>> BEGIN Items

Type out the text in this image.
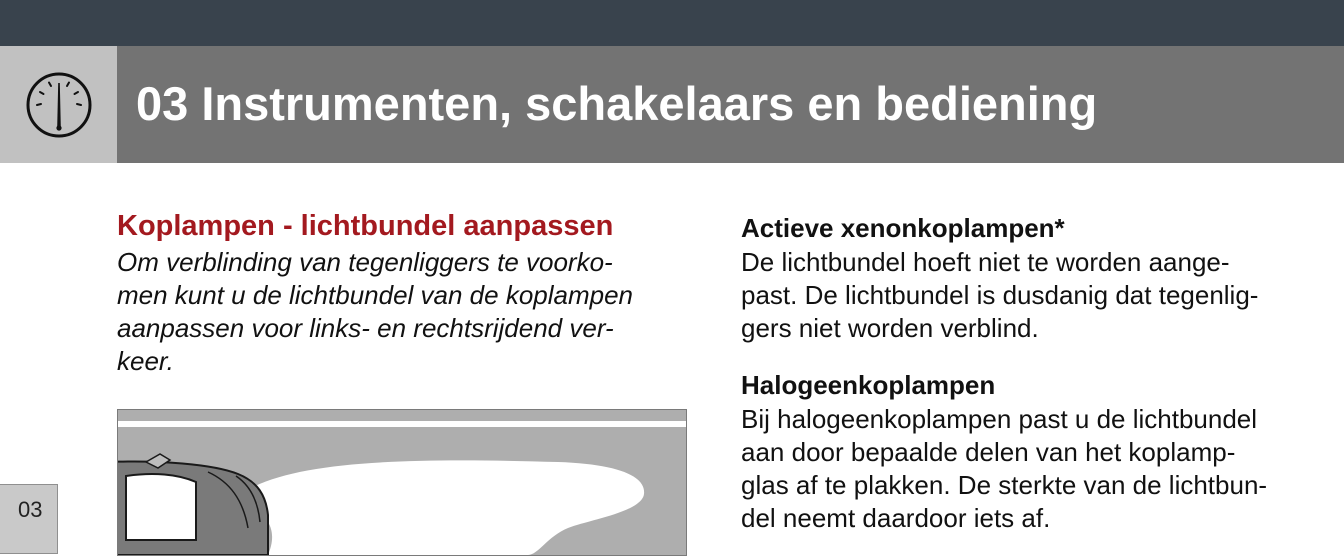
03 Instrumenten, schakelaars en bediening
Koplampen - lichtbundel aanpassen

Om verblinding van tegenliggers te voorko-
men kunt u de lichtbundel van de koplampen
aanpassen voor links- en rechtsrijdend ver-
keer.

Actieve xenonkoplampen*

De lichtbundel hoeft niet te worden aange-
past. De lichtbundel is dusdanig dat tegenlig-
gers niet worden verblind.

Halogeenkoplampen

Bij halogeenkoplampen past u de lichtbundel
aan door bepaalde delen van het koplamp-
glas af te plakken. De sterkte van de lichtbun-
del neemt daardoor iets af.

03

>> END Items

Written exercise
Copy everything in the records above except the pictures, exactly as written.

Answer to this exercise
Type out the text in this image.
03 Instrumenten, schakelaars en bediening
Koplampen - lichtbundel aanpassen

Om verblinding van tegenliggers te voorko-
men kunt u de lichtbundel van de koplampen
aanpassen voor links- en rechtsrijdend ver-
keer.

Actieve xenonkoplampen*

De lichtbundel hoeft niet te worden aange-
past. De lichtbundel is dusdanig dat tegenlig-
gers niet worden verblind.

Halogeenkoplampen

Bij halogeenkoplampen past u de lichtbundel
aan door bepaalde delen van het koplamp-
glas af te plakken. De sterkte van de lichtbun-
del neemt daardoor iets af.

03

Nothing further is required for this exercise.